- **Directions**: Begin at the line that holds "Give me the" and copy each line exactly until the data below ends, including that last line but no pictures.

- **Supplied material**:
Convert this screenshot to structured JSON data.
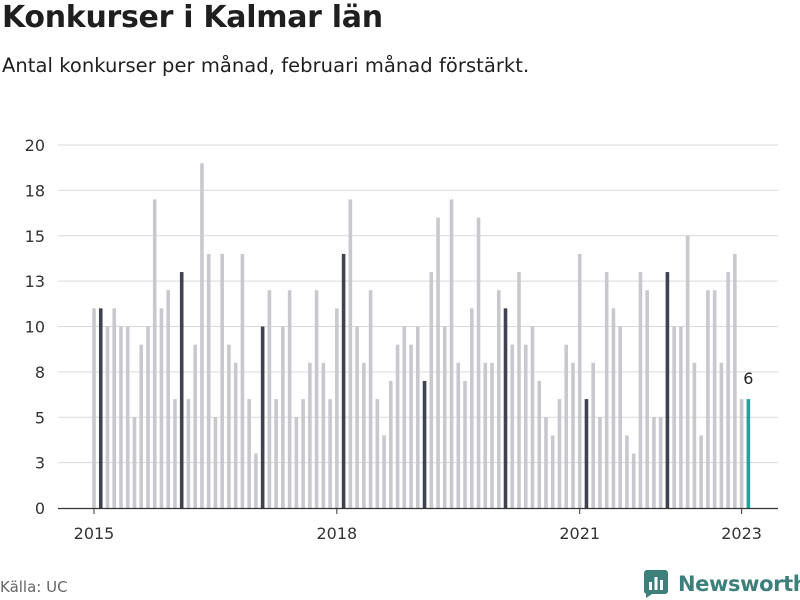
{
  "header": {
    "title": "Konkurser i Kalmar län",
    "subtitle": "Antal konkurser per månad, februari månad förstärkt."
  },
  "footer": {
    "source": "Källa: UC",
    "brand": "Newsworthy"
  },
  "colors": {
    "regular_bar": "#c8c8cf",
    "february_bar": "#3f4250",
    "latest_bar": "#1aa79e",
    "gridline": "#d9d9d9",
    "baseline": "#333333",
    "brand": "#3d7f7a"
  },
  "chart_data": {
    "type": "bar",
    "title": "Konkurser i Kalmar län",
    "subtitle": "Antal konkurser per månad, februari månad förstärkt.",
    "xlabel": "",
    "ylabel": "",
    "ylim": [
      0,
      20
    ],
    "y_ticks": [
      0,
      2.5,
      5,
      7.5,
      10,
      12.5,
      15,
      17.5,
      20
    ],
    "y_tick_labels": [
      "0",
      "3",
      "5",
      "8",
      "10",
      "13",
      "15",
      "18",
      "20"
    ],
    "x_tick_labels": [
      {
        "label": "2015",
        "year": 2015
      },
      {
        "label": "2018",
        "year": 2018
      },
      {
        "label": "2021",
        "year": 2021
      },
      {
        "label": "2023",
        "year": 2023
      }
    ],
    "grid": true,
    "start": "2015-01",
    "categories": [
      "2015-01",
      "2015-02",
      "2015-03",
      "2015-04",
      "2015-05",
      "2015-06",
      "2015-07",
      "2015-08",
      "2015-09",
      "2015-10",
      "2015-11",
      "2015-12",
      "2016-01",
      "2016-02",
      "2016-03",
      "2016-04",
      "2016-05",
      "2016-06",
      "2016-07",
      "2016-08",
      "2016-09",
      "2016-10",
      "2016-11",
      "2016-12",
      "2017-01",
      "2017-02",
      "2017-03",
      "2017-04",
      "2017-05",
      "2017-06",
      "2017-07",
      "2017-08",
      "2017-09",
      "2017-10",
      "2017-11",
      "2017-12",
      "2018-01",
      "2018-02",
      "2018-03",
      "2018-04",
      "2018-05",
      "2018-06",
      "2018-07",
      "2018-08",
      "2018-09",
      "2018-10",
      "2018-11",
      "2018-12",
      "2019-01",
      "2019-02",
      "2019-03",
      "2019-04",
      "2019-05",
      "2019-06",
      "2019-07",
      "2019-08",
      "2019-09",
      "2019-10",
      "2019-11",
      "2019-12",
      "2020-01",
      "2020-02",
      "2020-03",
      "2020-04",
      "2020-05",
      "2020-06",
      "2020-07",
      "2020-08",
      "2020-09",
      "2020-10",
      "2020-11",
      "2020-12",
      "2021-01",
      "2021-02",
      "2021-03",
      "2021-04",
      "2021-05",
      "2021-06",
      "2021-07",
      "2021-08",
      "2021-09",
      "2021-10",
      "2021-11",
      "2021-12",
      "2022-01",
      "2022-02",
      "2022-03",
      "2022-04",
      "2022-05",
      "2022-06",
      "2022-07",
      "2022-08",
      "2022-09",
      "2022-10",
      "2022-11",
      "2022-12",
      "2023-01",
      "2023-02"
    ],
    "values": [
      11,
      11,
      10,
      11,
      10,
      10,
      5,
      9,
      10,
      17,
      11,
      12,
      6,
      13,
      6,
      9,
      19,
      14,
      5,
      14,
      9,
      8,
      14,
      6,
      3,
      10,
      12,
      6,
      10,
      12,
      5,
      6,
      8,
      12,
      8,
      6,
      11,
      14,
      17,
      10,
      8,
      12,
      6,
      4,
      7,
      9,
      10,
      9,
      10,
      7,
      13,
      16,
      10,
      17,
      8,
      7,
      11,
      16,
      8,
      8,
      12,
      11,
      9,
      13,
      9,
      10,
      7,
      5,
      4,
      6,
      9,
      8,
      14,
      6,
      8,
      5,
      13,
      11,
      10,
      4,
      3,
      13,
      12,
      5,
      5,
      13,
      10,
      10,
      15,
      8,
      4,
      12,
      12,
      8,
      13,
      14,
      6,
      6
    ],
    "highlighted_value_label": "6"
  }
}
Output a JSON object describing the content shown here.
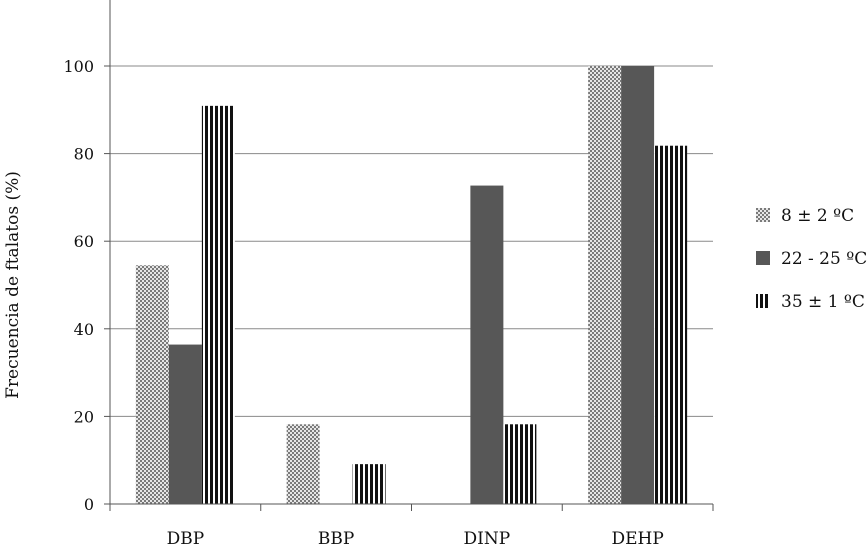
{
  "chart_data": {
    "type": "bar",
    "title": "",
    "xlabel": "",
    "ylabel": "Frecuencia de ftalatos (%)",
    "ylim": [
      0,
      100
    ],
    "yticks": [
      0,
      20,
      40,
      60,
      80,
      100
    ],
    "grid": true,
    "legend_position": "right",
    "categories": [
      "DBP",
      "BBP",
      "DINP",
      "DEHP"
    ],
    "series": [
      {
        "name": "8 ± 2 ºC",
        "pattern": "crosshatch",
        "color": "#9a9a9a",
        "values": [
          54.5,
          18.2,
          0,
          100
        ]
      },
      {
        "name": "22 - 25 ºC",
        "pattern": "solid",
        "color": "#575757",
        "values": [
          36.4,
          0,
          72.7,
          100
        ]
      },
      {
        "name": "35 ± 1 ºC",
        "pattern": "vertical-stripes",
        "color": "#1a1a1a",
        "values": [
          90.9,
          9.1,
          18.2,
          81.8
        ]
      }
    ]
  }
}
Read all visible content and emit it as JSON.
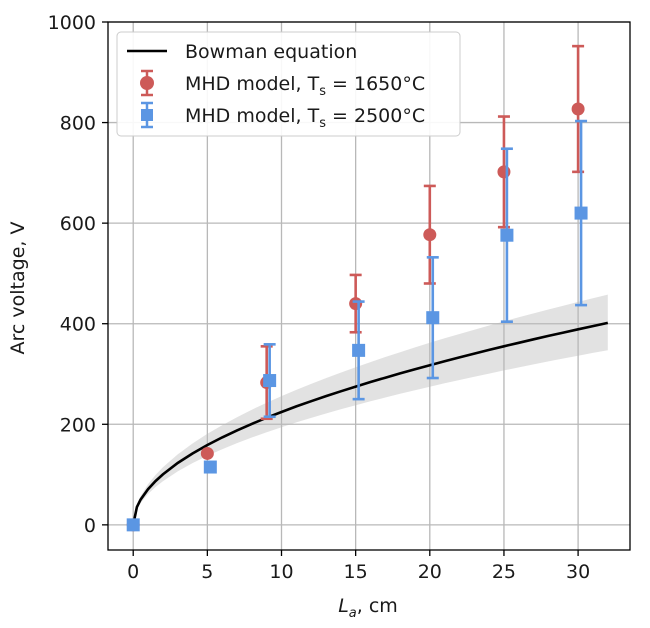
{
  "chart_data": {
    "type": "scatter",
    "title": "",
    "xlabel": "L",
    "xlabel_subscript": "a",
    "xlabel_unit": ", cm",
    "ylabel": "Arc voltage, V",
    "xlim": [
      -1.7,
      33.5
    ],
    "ylim": [
      -50,
      1000
    ],
    "xticks": [
      0,
      5,
      10,
      15,
      20,
      25,
      30
    ],
    "yticks": [
      0,
      200,
      400,
      600,
      800,
      1000
    ],
    "grid": true,
    "legend_position": "top-left",
    "series": [
      {
        "name": "Bowman equation",
        "kind": "line",
        "color": "#000000",
        "function": "V = 71 * L^0.5",
        "x": [
          0,
          0.25,
          0.5,
          1,
          1.5,
          2,
          3,
          4,
          5,
          6,
          7,
          8,
          9,
          10,
          11,
          12,
          13,
          14,
          15,
          16,
          17,
          18,
          19,
          20,
          21,
          22,
          23,
          24,
          25,
          26,
          27,
          28,
          29,
          30,
          31,
          32
        ],
        "band_color": "#d3d3d3",
        "band_lower_factor": 0.865,
        "band_upper_factor": 1.14
      },
      {
        "name": "MHD model, T",
        "subscript": "s",
        "label_suffix": " = 1650°C",
        "kind": "errorbar",
        "marker": "circle",
        "color": "#cd5a58",
        "x": [
          0,
          5,
          9,
          15,
          20,
          25,
          30
        ],
        "y": [
          0,
          142,
          283,
          440,
          577,
          702,
          827
        ],
        "yerr_lower": [
          0,
          0,
          72,
          57,
          97,
          110,
          125
        ],
        "yerr_upper": [
          0,
          0,
          72,
          57,
          97,
          110,
          125
        ]
      },
      {
        "name": "MHD model, T",
        "subscript": "s",
        "label_suffix": " = 2500°C",
        "kind": "errorbar",
        "marker": "square",
        "color": "#5b96e3",
        "x": [
          0,
          5,
          9,
          15,
          20,
          25,
          30
        ],
        "y": [
          0,
          115,
          287,
          347,
          412,
          576,
          620
        ],
        "yerr_lower": [
          0,
          0,
          72,
          97,
          120,
          172,
          183
        ],
        "yerr_upper": [
          0,
          0,
          72,
          97,
          120,
          172,
          183
        ]
      }
    ]
  }
}
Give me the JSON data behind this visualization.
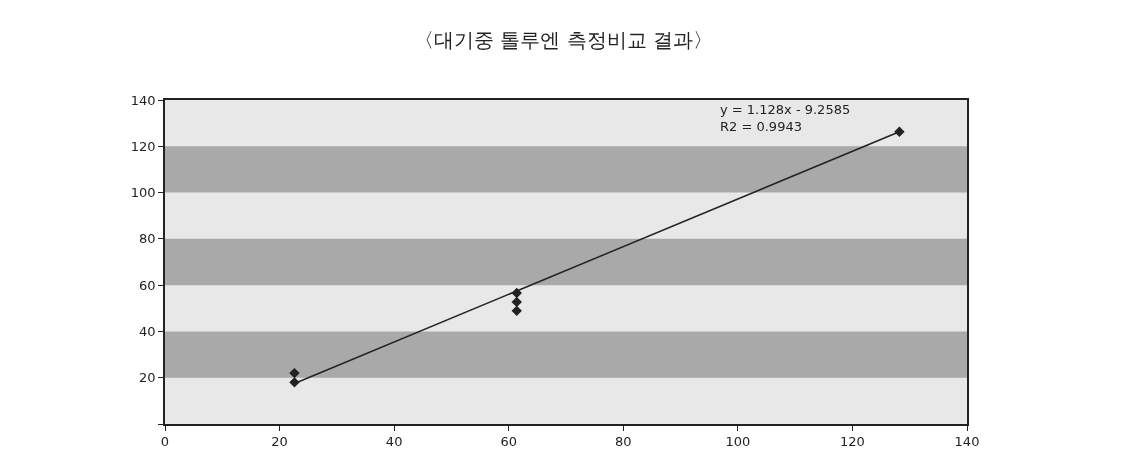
{
  "chart_data": {
    "type": "scatter",
    "title": "〈대기중 톨루엔 측정비교 결과〉",
    "series": [
      {
        "color": "#222222",
        "marker": "diamond",
        "x": [
          22.6,
          22.6,
          61.4,
          61.4,
          61.4,
          128.2
        ],
        "values": [
          22,
          18,
          56.6,
          52.7,
          48.9,
          126.3
        ]
      },
      {
        "type": "line",
        "color": "#222222",
        "marker": "none",
        "x": [
          22.6,
          128.2
        ],
        "values": [
          17.5,
          126.3
        ]
      }
    ],
    "xlim": [
      0,
      140
    ],
    "xticks": [
      0,
      20,
      40,
      60,
      80,
      100,
      120,
      140
    ],
    "ylim": [
      0,
      140
    ],
    "yticks": [
      {
        "value": 0,
        "label": null
      },
      20,
      40,
      60,
      80,
      100,
      120,
      140
    ],
    "bands": [
      {
        "axis": "y",
        "from": 20,
        "to": 40,
        "color": "#a9a9a9"
      },
      {
        "axis": "y",
        "from": 60,
        "to": 80,
        "color": "#a9a9a9"
      },
      {
        "axis": "y",
        "from": 100,
        "to": 120,
        "color": "#a9a9a9"
      }
    ],
    "annotations": [
      "y = 1.128x - 9.2585\nR2 = 0.9943"
    ],
    "grid": false
  }
}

- **Task answer**:
Give me the JSON data behind this visualization.
{
  "chart_data": {
    "type": "scatter",
    "title": "〈대기중 톨루엔 측정비교 결과〉",
    "series": [
      {
        "color": "#222222",
        "marker": "diamond",
        "x": [
          22.6,
          22.6,
          61.4,
          61.4,
          61.4,
          128.2
        ],
        "values": [
          22,
          18,
          56.6,
          52.7,
          48.9,
          126.3
        ]
      },
      {
        "type": "line",
        "color": "#222222",
        "marker": "none",
        "x": [
          22.6,
          128.2
        ],
        "values": [
          17.5,
          126.3
        ]
      }
    ],
    "xlim": [
      0,
      140
    ],
    "xticks": [
      0,
      20,
      40,
      60,
      80,
      100,
      120,
      140
    ],
    "ylim": [
      0,
      140
    ],
    "yticks": [
      {
        "value": 0,
        "label": null
      },
      20,
      40,
      60,
      80,
      100,
      120,
      140
    ],
    "bands": [
      {
        "axis": "y",
        "from": 20,
        "to": 40,
        "color": "#a9a9a9"
      },
      {
        "axis": "y",
        "from": 60,
        "to": 80,
        "color": "#a9a9a9"
      },
      {
        "axis": "y",
        "from": 100,
        "to": 120,
        "color": "#a9a9a9"
      }
    ],
    "annotations": [
      "y = 1.128x - 9.2585\nR2 = 0.9943"
    ],
    "grid": false
  }
}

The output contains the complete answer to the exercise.